Collected data entries:
+ + +
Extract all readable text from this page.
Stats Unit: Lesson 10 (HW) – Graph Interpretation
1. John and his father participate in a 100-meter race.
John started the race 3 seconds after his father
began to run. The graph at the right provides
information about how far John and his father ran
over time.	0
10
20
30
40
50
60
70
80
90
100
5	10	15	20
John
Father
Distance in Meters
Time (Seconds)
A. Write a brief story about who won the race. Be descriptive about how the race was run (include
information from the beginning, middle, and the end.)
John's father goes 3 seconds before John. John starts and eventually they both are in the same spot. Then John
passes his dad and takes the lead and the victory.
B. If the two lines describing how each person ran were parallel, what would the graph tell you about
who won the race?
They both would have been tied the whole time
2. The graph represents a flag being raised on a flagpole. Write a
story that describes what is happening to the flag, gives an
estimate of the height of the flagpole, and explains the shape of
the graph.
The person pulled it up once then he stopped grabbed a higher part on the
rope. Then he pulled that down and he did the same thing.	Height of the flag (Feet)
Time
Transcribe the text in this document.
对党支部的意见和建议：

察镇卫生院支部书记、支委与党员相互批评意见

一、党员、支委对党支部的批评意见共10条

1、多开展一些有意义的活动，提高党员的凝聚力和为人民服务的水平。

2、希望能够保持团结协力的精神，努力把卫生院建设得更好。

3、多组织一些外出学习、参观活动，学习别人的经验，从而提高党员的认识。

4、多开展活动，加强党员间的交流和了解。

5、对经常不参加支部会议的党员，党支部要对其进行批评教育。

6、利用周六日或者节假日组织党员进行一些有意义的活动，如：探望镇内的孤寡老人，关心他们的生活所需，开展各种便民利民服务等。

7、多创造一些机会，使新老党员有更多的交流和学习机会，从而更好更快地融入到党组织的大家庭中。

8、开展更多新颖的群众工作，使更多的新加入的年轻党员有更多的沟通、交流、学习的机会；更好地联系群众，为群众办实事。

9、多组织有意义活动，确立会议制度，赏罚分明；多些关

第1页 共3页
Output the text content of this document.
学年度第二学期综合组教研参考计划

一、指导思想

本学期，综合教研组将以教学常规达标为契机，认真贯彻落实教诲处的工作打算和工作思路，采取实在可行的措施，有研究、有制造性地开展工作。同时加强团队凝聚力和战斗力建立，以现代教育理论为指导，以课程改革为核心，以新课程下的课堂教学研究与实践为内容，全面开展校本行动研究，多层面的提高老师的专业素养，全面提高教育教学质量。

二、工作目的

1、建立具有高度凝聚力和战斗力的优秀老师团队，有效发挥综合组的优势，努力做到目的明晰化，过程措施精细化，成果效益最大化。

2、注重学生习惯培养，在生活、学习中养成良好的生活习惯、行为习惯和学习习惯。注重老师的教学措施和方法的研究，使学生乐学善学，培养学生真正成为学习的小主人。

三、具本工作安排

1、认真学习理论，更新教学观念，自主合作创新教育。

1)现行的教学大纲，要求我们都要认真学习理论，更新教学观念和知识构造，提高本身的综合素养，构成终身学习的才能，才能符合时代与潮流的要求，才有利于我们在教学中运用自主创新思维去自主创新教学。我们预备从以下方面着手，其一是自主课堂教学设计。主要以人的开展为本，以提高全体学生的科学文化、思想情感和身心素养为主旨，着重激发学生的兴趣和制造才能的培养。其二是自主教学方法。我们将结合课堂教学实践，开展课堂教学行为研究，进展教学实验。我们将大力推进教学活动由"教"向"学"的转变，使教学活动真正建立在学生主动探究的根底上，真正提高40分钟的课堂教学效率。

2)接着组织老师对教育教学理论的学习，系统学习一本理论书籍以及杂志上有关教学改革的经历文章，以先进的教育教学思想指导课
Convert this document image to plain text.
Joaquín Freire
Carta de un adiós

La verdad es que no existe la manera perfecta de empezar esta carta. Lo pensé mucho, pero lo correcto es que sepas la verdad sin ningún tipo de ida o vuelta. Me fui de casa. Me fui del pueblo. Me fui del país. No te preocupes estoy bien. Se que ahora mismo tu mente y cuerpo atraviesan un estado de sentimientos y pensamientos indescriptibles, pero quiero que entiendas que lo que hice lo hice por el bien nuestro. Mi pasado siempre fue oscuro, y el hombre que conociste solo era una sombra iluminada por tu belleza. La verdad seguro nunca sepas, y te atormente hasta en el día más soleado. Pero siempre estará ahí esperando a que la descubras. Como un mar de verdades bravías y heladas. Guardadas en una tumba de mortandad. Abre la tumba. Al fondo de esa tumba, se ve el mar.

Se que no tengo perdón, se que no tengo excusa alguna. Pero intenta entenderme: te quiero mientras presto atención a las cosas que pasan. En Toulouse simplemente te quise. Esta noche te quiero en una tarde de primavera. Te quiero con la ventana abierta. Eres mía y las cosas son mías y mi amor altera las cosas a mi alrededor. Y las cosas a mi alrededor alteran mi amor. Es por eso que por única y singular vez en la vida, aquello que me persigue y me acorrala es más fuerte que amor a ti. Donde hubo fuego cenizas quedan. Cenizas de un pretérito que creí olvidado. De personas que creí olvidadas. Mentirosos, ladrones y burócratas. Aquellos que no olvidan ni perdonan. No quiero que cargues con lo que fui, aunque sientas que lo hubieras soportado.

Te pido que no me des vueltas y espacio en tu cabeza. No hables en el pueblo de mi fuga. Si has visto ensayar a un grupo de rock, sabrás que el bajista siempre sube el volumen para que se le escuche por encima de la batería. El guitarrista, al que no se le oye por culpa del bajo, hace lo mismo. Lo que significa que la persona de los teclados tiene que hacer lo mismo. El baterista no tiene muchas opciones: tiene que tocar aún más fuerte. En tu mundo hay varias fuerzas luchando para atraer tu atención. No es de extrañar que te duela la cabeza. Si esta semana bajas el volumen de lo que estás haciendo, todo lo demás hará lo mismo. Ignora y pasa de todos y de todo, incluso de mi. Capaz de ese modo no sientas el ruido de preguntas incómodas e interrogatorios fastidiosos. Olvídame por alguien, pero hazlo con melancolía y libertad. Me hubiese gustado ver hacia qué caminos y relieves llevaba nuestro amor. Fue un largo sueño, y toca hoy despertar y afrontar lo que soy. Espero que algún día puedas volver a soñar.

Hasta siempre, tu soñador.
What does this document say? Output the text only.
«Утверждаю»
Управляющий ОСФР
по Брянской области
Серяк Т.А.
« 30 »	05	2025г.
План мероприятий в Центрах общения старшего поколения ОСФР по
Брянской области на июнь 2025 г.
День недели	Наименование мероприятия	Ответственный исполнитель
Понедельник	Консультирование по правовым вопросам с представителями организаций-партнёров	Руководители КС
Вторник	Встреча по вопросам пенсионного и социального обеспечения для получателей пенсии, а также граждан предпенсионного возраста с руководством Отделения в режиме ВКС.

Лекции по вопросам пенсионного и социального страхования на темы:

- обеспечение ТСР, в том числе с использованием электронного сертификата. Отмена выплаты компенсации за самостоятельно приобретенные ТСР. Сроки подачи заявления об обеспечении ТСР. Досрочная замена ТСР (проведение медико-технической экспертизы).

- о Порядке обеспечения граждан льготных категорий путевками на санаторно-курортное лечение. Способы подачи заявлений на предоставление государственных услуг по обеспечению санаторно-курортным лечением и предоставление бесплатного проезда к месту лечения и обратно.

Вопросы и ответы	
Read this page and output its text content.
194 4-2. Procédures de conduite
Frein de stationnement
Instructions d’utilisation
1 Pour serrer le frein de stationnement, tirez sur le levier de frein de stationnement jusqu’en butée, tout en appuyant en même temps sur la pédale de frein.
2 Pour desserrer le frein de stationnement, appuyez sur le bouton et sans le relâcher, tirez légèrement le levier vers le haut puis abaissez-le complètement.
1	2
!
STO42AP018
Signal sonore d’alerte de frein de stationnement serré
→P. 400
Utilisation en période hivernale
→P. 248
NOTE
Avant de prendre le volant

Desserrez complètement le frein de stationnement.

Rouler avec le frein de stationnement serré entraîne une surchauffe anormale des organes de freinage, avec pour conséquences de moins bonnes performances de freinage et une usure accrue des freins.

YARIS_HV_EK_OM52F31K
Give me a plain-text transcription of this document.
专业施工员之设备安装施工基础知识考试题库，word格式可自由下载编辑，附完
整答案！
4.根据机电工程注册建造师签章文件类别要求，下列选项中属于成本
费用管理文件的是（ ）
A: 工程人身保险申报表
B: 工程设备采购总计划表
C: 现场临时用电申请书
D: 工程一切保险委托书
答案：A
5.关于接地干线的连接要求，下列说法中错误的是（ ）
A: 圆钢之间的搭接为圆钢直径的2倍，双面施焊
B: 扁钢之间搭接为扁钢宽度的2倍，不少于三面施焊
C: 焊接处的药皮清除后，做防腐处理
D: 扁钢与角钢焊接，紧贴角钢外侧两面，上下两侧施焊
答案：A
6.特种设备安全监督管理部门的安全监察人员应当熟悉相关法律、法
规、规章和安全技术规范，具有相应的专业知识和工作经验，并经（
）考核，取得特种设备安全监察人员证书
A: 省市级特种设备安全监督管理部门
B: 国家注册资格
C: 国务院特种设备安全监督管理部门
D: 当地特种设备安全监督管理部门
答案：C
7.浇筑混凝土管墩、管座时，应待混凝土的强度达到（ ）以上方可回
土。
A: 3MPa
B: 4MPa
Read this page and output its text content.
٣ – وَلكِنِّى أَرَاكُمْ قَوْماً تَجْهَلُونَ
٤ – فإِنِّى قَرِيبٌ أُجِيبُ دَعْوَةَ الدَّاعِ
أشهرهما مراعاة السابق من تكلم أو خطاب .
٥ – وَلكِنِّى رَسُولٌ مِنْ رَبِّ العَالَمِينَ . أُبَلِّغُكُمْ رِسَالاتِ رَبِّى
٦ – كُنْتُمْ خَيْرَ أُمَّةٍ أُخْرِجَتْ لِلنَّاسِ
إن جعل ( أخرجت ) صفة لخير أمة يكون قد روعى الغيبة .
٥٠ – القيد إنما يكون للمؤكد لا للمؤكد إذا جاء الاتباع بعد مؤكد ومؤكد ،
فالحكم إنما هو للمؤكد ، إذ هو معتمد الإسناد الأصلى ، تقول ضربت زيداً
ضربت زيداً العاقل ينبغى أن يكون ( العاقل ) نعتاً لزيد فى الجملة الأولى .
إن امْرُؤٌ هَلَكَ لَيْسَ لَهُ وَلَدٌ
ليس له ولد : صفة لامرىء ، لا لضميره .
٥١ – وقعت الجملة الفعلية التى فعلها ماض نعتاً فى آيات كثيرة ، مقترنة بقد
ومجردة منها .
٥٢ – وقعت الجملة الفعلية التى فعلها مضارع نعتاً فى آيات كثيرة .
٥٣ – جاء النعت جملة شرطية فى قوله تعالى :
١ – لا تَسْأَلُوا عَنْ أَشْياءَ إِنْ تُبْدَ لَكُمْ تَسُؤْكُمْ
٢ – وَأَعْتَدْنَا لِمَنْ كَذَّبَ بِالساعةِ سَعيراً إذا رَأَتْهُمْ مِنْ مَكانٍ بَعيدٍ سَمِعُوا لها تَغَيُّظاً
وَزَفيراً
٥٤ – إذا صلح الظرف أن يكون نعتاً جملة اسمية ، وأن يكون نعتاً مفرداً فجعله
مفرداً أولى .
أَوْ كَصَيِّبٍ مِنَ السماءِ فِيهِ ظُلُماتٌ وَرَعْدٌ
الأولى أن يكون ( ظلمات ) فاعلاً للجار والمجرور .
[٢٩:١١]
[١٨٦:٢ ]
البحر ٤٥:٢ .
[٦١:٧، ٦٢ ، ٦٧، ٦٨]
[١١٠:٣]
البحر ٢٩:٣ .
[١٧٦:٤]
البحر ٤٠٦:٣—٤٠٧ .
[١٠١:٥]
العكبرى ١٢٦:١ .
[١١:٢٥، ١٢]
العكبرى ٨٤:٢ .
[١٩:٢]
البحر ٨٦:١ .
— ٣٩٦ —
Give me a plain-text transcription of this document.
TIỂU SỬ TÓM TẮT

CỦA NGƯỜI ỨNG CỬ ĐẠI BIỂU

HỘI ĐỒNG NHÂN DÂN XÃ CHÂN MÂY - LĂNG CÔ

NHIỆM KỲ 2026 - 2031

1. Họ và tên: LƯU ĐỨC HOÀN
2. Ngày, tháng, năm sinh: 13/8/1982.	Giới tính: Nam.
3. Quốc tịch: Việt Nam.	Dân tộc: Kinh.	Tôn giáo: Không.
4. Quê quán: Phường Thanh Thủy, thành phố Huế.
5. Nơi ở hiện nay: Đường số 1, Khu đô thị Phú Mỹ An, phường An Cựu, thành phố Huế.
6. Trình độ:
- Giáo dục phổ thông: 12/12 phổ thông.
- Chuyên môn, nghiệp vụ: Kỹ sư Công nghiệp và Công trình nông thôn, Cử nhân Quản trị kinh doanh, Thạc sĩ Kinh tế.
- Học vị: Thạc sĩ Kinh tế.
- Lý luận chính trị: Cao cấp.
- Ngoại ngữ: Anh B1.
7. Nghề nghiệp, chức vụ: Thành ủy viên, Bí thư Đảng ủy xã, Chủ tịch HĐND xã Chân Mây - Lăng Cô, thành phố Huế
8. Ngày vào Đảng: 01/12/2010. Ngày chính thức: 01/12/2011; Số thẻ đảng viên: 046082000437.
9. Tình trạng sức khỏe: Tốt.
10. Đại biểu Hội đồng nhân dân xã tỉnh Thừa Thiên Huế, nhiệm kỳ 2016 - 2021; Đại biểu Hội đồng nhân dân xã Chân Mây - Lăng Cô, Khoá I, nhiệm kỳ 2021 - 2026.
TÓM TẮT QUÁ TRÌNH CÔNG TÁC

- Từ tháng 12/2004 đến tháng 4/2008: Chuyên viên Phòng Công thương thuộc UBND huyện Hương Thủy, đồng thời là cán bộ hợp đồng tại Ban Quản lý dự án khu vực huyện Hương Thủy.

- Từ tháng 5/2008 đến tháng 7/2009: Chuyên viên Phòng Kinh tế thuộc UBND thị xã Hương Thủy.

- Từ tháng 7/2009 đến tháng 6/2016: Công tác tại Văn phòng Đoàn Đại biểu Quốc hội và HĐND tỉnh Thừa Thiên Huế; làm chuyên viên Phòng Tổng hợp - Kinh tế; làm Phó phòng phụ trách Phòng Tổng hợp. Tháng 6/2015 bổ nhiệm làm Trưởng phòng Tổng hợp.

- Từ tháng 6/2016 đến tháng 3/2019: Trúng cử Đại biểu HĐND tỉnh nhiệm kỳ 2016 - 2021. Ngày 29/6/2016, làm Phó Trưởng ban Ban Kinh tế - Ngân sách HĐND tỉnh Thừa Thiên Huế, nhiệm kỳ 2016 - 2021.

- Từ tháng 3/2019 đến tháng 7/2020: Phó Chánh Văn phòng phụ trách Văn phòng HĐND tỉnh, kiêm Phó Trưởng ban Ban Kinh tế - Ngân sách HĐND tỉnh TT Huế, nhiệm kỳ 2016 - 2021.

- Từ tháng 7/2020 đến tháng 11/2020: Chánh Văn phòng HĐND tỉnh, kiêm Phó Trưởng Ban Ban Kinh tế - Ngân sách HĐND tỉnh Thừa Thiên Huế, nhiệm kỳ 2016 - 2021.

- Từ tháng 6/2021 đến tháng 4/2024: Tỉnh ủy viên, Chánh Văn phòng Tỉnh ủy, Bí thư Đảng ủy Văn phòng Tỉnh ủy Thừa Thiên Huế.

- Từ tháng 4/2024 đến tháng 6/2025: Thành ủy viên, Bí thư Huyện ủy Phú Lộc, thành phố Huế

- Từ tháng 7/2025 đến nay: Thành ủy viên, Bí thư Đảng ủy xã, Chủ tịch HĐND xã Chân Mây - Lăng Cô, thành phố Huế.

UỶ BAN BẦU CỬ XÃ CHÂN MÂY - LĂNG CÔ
+ + +
Find every line in the records above that contains the word "ОСФР", and copy each one.

• **Worked answer**:
Управляющий ОСФР
План мероприятий в Центрах общения старшего поколения ОСФР по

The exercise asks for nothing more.